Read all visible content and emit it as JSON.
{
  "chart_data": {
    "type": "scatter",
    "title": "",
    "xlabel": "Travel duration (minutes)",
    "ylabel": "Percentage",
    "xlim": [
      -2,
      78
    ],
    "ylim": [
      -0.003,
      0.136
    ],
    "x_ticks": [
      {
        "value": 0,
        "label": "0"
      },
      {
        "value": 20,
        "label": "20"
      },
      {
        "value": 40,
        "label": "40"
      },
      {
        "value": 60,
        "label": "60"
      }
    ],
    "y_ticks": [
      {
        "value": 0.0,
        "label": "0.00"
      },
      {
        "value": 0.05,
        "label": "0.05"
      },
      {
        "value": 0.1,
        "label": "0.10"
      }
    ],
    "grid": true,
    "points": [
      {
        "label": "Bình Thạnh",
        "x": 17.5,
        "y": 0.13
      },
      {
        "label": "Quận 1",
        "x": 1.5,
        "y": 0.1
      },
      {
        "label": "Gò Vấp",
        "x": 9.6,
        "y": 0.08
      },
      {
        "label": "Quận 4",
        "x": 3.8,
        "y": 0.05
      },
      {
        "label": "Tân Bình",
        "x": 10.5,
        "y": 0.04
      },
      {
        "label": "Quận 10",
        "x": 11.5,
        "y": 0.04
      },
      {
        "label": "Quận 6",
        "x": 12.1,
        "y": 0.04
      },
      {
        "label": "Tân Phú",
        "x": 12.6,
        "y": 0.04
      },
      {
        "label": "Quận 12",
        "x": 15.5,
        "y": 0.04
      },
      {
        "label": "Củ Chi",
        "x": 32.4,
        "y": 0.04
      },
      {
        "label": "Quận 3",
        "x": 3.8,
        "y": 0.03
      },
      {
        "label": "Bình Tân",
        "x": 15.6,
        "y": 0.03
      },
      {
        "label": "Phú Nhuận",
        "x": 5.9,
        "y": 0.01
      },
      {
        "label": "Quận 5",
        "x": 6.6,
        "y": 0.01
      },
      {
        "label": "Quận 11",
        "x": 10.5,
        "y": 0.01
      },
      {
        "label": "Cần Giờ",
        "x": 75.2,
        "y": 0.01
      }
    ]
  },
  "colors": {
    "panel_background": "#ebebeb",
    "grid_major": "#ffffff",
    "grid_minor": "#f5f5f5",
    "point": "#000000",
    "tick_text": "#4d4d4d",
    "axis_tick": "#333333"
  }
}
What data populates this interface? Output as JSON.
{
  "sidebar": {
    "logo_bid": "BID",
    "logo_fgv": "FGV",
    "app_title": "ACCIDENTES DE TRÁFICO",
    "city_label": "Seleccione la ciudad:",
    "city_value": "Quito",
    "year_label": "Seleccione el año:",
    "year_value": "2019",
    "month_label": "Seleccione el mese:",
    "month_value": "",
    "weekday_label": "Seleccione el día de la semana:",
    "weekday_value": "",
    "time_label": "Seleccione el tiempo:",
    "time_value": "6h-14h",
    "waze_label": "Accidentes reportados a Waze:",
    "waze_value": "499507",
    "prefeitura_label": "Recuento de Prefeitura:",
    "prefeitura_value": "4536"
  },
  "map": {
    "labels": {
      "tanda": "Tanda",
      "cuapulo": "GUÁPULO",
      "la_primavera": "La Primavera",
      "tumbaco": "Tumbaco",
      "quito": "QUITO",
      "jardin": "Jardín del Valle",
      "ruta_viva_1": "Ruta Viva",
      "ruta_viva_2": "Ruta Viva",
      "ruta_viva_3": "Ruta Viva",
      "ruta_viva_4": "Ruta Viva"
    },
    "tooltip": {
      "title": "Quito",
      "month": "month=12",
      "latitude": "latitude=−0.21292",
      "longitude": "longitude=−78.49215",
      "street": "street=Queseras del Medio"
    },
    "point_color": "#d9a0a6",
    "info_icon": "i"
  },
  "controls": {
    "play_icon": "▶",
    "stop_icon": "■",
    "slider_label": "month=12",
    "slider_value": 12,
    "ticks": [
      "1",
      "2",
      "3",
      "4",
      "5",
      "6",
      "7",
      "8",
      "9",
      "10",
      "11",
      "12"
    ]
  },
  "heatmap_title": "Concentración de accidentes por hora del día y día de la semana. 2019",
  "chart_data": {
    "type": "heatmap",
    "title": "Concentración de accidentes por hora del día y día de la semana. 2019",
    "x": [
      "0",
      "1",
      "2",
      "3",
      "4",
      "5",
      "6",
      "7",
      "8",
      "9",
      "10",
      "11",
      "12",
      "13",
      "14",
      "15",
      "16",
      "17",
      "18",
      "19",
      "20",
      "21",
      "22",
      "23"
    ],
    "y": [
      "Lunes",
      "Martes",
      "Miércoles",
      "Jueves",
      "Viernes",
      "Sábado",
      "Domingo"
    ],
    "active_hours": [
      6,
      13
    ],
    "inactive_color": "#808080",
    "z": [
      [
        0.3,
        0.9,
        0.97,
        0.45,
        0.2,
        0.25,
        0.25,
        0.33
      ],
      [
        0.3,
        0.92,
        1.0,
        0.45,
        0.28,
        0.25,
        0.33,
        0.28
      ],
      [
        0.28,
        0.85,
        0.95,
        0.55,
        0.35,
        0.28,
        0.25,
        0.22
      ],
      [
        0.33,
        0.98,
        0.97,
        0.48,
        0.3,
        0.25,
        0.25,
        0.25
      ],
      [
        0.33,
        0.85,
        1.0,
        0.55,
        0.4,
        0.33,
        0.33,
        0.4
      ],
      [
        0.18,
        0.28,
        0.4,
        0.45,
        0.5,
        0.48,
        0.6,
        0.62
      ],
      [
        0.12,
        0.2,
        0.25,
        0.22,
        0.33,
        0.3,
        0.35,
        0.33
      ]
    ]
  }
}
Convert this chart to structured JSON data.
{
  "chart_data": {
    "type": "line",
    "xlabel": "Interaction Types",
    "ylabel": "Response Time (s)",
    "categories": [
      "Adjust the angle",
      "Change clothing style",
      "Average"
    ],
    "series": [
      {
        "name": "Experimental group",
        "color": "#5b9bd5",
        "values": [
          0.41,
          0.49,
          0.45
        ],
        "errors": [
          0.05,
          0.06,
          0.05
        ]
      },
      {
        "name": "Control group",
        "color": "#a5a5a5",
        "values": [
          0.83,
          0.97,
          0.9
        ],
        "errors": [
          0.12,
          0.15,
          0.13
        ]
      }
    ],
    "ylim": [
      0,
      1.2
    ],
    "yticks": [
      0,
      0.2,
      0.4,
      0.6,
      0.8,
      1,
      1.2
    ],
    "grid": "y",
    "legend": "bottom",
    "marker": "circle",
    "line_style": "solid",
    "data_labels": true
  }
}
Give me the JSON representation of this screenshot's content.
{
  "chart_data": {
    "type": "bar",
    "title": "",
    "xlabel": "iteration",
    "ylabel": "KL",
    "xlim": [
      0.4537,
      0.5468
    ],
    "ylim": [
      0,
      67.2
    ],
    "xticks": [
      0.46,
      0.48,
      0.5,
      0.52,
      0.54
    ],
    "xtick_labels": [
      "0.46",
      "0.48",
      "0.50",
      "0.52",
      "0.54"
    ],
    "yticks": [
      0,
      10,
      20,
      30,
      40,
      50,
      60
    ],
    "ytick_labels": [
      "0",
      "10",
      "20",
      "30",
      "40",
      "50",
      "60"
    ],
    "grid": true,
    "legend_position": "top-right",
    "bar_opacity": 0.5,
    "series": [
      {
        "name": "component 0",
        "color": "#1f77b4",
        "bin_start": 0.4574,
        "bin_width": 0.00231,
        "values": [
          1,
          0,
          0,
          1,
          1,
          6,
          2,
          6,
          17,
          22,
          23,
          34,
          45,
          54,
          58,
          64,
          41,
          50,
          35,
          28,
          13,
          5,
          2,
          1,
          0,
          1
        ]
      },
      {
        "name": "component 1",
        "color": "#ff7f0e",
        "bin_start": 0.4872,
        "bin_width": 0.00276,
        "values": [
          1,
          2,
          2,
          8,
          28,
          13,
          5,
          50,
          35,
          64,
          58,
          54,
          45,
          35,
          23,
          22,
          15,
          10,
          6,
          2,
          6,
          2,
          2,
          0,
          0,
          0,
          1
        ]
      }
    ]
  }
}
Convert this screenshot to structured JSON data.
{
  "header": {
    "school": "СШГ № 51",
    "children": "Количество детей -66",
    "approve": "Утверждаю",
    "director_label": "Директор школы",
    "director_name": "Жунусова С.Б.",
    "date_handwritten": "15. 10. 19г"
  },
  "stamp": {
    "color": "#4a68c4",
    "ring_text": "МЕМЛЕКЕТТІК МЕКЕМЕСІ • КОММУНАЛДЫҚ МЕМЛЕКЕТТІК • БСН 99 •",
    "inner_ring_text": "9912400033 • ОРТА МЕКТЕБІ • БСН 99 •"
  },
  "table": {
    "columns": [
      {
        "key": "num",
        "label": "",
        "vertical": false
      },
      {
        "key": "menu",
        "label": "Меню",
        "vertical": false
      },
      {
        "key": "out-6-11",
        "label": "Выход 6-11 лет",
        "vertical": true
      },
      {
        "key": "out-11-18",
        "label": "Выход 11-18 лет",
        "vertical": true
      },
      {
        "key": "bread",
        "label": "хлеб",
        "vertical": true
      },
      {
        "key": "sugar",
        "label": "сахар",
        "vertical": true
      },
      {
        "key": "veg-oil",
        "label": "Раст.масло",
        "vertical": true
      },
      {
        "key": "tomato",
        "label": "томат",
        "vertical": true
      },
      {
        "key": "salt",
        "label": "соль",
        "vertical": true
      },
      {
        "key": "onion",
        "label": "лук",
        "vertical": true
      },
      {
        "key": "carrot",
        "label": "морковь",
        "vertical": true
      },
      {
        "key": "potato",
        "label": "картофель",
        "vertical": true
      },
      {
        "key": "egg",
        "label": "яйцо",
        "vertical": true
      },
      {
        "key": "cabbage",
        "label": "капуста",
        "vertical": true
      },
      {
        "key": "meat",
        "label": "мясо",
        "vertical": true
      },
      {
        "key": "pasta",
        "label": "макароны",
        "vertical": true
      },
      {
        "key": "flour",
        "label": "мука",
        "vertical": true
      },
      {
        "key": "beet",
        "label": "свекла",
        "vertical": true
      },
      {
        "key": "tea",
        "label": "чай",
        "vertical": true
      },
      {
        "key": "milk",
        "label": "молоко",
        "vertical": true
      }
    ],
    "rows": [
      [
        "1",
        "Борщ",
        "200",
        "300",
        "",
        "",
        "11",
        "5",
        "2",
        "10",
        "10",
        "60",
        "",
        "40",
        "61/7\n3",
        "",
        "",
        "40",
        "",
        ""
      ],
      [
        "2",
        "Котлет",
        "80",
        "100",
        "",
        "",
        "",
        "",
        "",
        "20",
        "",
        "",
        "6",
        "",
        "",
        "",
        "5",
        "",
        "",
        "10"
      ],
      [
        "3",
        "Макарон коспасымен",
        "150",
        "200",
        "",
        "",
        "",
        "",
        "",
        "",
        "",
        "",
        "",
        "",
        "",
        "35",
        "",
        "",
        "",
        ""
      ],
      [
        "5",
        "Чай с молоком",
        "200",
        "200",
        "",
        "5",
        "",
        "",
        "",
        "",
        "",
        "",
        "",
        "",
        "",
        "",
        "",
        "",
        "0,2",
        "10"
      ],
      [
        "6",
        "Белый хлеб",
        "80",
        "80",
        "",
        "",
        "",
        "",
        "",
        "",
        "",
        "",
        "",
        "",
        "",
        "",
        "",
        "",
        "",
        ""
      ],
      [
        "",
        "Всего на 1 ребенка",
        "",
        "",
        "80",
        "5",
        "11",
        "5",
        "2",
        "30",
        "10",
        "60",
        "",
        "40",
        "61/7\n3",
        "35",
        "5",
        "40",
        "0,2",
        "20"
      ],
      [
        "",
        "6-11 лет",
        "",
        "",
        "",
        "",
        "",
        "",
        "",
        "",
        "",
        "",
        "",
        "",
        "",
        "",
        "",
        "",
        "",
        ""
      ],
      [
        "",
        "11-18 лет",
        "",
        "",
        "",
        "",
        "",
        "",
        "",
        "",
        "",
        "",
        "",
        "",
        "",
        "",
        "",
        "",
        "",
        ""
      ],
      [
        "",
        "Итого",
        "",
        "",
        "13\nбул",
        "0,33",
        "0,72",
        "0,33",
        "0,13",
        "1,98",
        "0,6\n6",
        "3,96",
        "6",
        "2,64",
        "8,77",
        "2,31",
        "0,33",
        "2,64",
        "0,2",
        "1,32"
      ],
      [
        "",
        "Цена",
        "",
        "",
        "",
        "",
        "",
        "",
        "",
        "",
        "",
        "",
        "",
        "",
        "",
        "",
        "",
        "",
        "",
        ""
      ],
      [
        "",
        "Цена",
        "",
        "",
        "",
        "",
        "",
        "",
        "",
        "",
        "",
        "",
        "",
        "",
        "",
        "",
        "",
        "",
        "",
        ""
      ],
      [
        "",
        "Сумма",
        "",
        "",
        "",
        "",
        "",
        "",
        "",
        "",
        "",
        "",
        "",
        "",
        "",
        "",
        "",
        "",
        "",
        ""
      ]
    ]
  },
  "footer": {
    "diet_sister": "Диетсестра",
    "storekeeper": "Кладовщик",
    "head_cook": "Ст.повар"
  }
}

▶ _Exercise description_
Give a single number: the count of lines above that include the word "ylabel".

▶ _Solution to this problem_
3